III. POSITIONS OF THE PARTIES

A. Petitioners

7. The petitioners allege that at 1:00 p.m. on Friday, December 13, 1991, Marco Javier Zambrano and José Javier Rada, aged 16 and 15, respectively, both students at the Vicente Rocafuerte National High School”[1] (hereinafter the “High School”) left their homes to attend class. At 3:30 p.m., Segundo Zambrano Hernández, father of the first boy, was informed by students from the High School that his son had drowned in the pool at the High School. When he went to the infirmary at the Vicente Rocafuerte High School, Mr. Zambrano found the lifeless body of his son “soiled with mud and flint, with evidence of blows to the temple and stomach and a mark that looked like a puncture wound from a ballpoint pen in the left eyelid.”[2]

8. On that same day, Javier José Rada’s father, noting that his son had not returned home, went looking for him at the High School, where he was informed that Marco Javier Zambrano, his son’s friend, had drowned in the high school pool and that his son Javier José had accompanied his friend to the infirmary. Javier José Rada was seen at school until 6:00 p.m.

9. The petitioners state that because Javier José Rada did not return home that night, his father returned to the High School at 6:00 p.m. on the following day, Saturday, December 14, and searched the high school pool without finding any trace of the boy. On that same day, December 14, 1991, near midnight, police officers arrived at his home and one of them was carrying the lifeless body of Javier José Rada, who was supposedly found lifeless in the high school pool at 6:30 P.M., with hematomas in his eyes and a bleeding nose.

10. The petitioners state that on December 18, 1991, the date when the order to investigate the alleged crime was issued by the Sixth Police Precinct, a judicial proceeding was initiated regarding the unintentional homicide[3] of the minor children. According to the police report submitted by the Minors’ Brigade of Guayas on December 26, 1991, Marco Zambrano was assaulted by an unknown person and his friend, Javier José Rada, was seen still alive until after he had taken his friend to the Medical Center (also known as the infirmary). The petitioners allege that, based on testimony from eye witnesses to the event, the boys’ parents maintained throughout the judicial proceeding that Marco Zambrano was murdered in the high school pool by group of gang members (also students at the school) and Carlos Tamayo Acosta[4] (all members of the “Los Contras” gang) instigated by the guard Jacinto Arámbulo, who was very angry because the victims were swimming in the pool when they weren’t supposed to and ignored him when he told them to get out (as the victims attended classes in the afternoon, they could only use the pool during morning hours). According to eye witnesses, the guard, Jacinto Arámbulo, ordered the gang members to throw out the disobedient boys. Witness Alejandro Ponce Mera stated that Carlos Eduardo Tamayo jumped on him, leaving him half unconscious, and then attacked Marco Zambrano, beating him so much that he lost consciousness and died. Javier José Rada was later kidnapped and killed because he saw who his friend’s killers were. The petitioners allege that the authorities did not take the necessary steps to guarantee the students’ lives.

Work order - Continue the petitioners' account of the two students' deaths, picking up after its final sentence. The data after this point is separate material, unrelated to the petitioners' account.

Supplied material -
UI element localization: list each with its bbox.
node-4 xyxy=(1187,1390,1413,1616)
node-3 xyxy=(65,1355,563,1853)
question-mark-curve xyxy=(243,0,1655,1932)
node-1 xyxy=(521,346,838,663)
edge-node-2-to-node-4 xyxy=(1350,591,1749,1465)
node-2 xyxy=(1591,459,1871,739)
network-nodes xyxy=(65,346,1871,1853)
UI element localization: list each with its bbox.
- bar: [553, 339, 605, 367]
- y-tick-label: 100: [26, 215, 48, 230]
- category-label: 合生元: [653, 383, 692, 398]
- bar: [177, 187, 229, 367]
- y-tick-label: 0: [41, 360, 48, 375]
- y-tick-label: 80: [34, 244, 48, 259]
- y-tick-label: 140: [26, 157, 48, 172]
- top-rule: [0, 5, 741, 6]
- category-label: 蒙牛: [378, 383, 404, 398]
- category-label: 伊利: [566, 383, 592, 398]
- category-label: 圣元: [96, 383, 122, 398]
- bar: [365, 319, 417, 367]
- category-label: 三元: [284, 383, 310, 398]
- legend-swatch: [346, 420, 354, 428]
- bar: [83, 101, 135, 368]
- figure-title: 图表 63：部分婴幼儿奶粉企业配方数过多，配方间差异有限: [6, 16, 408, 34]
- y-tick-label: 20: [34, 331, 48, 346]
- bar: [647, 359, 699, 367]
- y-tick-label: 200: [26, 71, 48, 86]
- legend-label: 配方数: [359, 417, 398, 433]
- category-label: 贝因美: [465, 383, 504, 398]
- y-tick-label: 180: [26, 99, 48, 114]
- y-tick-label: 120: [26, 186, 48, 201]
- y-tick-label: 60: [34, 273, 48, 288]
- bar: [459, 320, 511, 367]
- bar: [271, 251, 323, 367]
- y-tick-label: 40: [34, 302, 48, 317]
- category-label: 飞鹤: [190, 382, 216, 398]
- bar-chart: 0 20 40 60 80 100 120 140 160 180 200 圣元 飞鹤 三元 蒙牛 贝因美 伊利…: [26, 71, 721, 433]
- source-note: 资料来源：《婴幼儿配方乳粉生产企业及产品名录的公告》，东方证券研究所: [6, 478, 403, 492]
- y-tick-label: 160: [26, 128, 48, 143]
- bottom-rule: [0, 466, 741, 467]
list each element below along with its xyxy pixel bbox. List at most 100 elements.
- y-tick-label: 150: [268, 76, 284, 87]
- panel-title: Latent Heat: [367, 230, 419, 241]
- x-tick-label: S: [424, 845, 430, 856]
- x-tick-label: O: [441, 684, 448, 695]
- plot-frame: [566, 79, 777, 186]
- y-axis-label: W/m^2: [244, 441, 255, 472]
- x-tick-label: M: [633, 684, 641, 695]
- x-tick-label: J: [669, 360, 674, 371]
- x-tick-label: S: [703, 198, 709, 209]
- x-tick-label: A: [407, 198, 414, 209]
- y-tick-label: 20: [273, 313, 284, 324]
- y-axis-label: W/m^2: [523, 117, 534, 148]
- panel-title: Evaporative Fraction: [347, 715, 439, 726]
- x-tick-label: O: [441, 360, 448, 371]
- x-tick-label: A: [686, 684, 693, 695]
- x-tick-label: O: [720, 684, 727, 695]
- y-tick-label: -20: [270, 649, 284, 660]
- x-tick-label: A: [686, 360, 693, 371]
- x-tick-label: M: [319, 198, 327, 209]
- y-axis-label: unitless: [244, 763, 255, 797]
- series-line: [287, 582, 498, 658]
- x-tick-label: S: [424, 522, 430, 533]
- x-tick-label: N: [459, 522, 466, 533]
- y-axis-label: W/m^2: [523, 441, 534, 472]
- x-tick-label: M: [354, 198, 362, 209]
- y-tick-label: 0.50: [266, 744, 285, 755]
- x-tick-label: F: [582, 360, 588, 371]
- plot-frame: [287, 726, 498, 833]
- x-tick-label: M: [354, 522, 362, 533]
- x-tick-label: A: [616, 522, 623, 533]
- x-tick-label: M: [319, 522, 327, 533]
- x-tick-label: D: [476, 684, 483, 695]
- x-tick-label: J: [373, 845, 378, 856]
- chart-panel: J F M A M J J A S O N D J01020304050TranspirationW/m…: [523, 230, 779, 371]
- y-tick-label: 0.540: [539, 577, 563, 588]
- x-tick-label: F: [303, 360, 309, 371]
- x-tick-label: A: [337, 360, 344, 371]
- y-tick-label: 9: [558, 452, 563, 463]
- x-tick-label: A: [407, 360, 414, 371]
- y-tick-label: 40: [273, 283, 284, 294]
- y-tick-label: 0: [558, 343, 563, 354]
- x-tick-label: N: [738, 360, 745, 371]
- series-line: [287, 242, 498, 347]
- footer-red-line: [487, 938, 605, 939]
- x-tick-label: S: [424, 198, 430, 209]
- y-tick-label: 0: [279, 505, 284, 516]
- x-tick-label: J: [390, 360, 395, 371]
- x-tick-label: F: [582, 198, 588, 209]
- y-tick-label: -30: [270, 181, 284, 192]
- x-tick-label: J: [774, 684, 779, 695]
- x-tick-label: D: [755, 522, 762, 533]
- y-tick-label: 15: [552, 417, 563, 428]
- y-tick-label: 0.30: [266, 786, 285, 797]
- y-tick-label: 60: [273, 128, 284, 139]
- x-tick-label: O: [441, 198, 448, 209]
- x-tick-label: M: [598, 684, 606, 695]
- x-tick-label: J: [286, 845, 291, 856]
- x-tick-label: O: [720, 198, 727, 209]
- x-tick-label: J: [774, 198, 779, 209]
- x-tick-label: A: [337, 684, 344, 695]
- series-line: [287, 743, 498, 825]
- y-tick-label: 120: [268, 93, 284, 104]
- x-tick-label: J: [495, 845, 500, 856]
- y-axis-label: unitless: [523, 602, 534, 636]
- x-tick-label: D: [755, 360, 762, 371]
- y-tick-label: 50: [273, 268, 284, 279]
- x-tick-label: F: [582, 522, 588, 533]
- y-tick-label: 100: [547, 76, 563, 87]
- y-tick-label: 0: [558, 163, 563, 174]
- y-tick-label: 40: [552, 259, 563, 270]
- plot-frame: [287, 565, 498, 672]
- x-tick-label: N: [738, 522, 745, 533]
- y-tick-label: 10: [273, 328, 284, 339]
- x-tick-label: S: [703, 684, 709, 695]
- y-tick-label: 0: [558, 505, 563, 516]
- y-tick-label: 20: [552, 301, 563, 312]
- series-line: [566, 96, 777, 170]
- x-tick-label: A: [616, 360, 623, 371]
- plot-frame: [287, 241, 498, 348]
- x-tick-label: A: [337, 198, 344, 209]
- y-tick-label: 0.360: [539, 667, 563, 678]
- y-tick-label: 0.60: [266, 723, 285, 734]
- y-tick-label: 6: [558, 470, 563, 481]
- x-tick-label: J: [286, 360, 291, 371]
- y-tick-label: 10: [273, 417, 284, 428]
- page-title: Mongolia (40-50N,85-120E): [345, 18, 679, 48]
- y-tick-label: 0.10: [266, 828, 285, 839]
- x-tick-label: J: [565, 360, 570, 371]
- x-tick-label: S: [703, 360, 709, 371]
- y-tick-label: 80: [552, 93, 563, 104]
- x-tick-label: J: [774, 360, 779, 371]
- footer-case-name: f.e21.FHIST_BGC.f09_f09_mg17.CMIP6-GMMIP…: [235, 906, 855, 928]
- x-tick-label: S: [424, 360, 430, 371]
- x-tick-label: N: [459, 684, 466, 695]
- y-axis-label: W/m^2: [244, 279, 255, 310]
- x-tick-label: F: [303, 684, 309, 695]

Written answer -
11. The petitioners state that officials at the Vicente Rocafuerte National High School maintained from the start that the deaths of both students had been accidental. According to their hypothesis, Marco Zambrano jumped from the pool ramp and smashed into José Rada, causing his death. José Rada’s body did not float to the surface until the next day and thus was not discovered sooner. According to the petitioners, officials at the high school also failed to cooperate with justice in that they failed to comply with a court order ordering the students who witnessed the crime to make statements and provide their home addresses. The petitioners maintain that while the judicial proceeding lasted ten years, in the final months the parents’ version was confirmed when witnesses to the crimes who were now adults and had been friends of the victims made statements.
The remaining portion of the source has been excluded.